WHAT TO DO: Reading through the lines below, count those that include the string "length"; the answer is that number and nothing else.

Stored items
* * *
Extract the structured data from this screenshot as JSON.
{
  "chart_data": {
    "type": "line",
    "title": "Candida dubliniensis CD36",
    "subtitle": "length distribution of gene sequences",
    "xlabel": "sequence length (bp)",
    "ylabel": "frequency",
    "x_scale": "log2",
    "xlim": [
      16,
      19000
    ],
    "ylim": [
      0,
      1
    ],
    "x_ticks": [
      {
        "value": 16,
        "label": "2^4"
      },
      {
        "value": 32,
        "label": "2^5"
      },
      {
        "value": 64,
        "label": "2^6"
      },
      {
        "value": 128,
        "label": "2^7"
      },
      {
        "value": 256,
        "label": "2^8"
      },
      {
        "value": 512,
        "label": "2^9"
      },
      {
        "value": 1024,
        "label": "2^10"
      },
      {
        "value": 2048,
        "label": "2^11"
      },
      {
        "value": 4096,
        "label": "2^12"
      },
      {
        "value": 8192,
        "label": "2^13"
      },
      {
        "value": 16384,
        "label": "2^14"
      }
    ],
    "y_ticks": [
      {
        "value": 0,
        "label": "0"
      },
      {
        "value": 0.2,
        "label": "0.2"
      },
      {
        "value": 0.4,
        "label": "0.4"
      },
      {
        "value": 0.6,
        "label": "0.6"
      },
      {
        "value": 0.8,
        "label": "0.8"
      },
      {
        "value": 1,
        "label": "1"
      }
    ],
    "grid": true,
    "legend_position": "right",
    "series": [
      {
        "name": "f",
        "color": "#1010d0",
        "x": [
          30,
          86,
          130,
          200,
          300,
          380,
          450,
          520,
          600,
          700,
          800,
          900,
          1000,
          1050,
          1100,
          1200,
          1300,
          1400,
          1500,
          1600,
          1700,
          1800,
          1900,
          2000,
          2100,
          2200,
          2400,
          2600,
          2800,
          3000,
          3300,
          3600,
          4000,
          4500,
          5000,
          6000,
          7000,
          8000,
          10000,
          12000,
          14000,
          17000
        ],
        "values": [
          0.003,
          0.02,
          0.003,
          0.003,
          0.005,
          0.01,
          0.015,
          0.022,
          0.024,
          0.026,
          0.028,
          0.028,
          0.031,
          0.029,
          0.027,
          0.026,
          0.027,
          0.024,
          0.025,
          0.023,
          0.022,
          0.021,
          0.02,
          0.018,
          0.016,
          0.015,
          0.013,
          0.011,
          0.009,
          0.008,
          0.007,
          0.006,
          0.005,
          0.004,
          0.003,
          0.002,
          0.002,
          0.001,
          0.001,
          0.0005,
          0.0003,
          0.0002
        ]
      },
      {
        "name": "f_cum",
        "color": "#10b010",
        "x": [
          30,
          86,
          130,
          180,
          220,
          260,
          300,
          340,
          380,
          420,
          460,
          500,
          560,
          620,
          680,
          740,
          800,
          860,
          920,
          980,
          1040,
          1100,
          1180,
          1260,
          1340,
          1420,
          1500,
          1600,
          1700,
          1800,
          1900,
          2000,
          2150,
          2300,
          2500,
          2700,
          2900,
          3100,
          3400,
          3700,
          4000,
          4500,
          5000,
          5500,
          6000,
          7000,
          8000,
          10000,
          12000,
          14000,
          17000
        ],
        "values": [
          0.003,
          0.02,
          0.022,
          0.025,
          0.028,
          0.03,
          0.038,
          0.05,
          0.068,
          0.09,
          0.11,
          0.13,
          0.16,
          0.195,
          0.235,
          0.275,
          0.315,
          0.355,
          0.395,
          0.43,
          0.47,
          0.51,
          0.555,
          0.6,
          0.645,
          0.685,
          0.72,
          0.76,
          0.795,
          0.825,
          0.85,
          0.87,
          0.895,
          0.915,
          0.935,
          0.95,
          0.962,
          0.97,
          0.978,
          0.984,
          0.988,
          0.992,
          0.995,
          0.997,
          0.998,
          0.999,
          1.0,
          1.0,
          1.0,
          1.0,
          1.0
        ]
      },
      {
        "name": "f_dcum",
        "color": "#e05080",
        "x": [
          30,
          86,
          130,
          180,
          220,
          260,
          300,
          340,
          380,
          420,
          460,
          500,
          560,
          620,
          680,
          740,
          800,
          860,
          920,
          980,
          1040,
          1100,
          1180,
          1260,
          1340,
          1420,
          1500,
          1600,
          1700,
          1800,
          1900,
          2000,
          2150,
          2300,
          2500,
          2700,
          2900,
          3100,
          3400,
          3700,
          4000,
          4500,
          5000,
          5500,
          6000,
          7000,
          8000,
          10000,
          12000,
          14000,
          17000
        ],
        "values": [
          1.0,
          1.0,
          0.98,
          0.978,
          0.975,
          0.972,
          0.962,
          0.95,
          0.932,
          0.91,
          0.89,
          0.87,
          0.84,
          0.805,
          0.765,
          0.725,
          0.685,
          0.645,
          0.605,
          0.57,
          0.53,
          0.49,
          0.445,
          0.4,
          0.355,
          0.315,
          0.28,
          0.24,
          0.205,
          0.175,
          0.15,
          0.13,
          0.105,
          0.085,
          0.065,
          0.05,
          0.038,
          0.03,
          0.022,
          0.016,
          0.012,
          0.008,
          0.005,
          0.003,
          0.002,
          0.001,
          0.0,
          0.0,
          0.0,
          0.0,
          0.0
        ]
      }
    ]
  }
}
* * *
SOLUTION FOR THIS EXERCISE: 2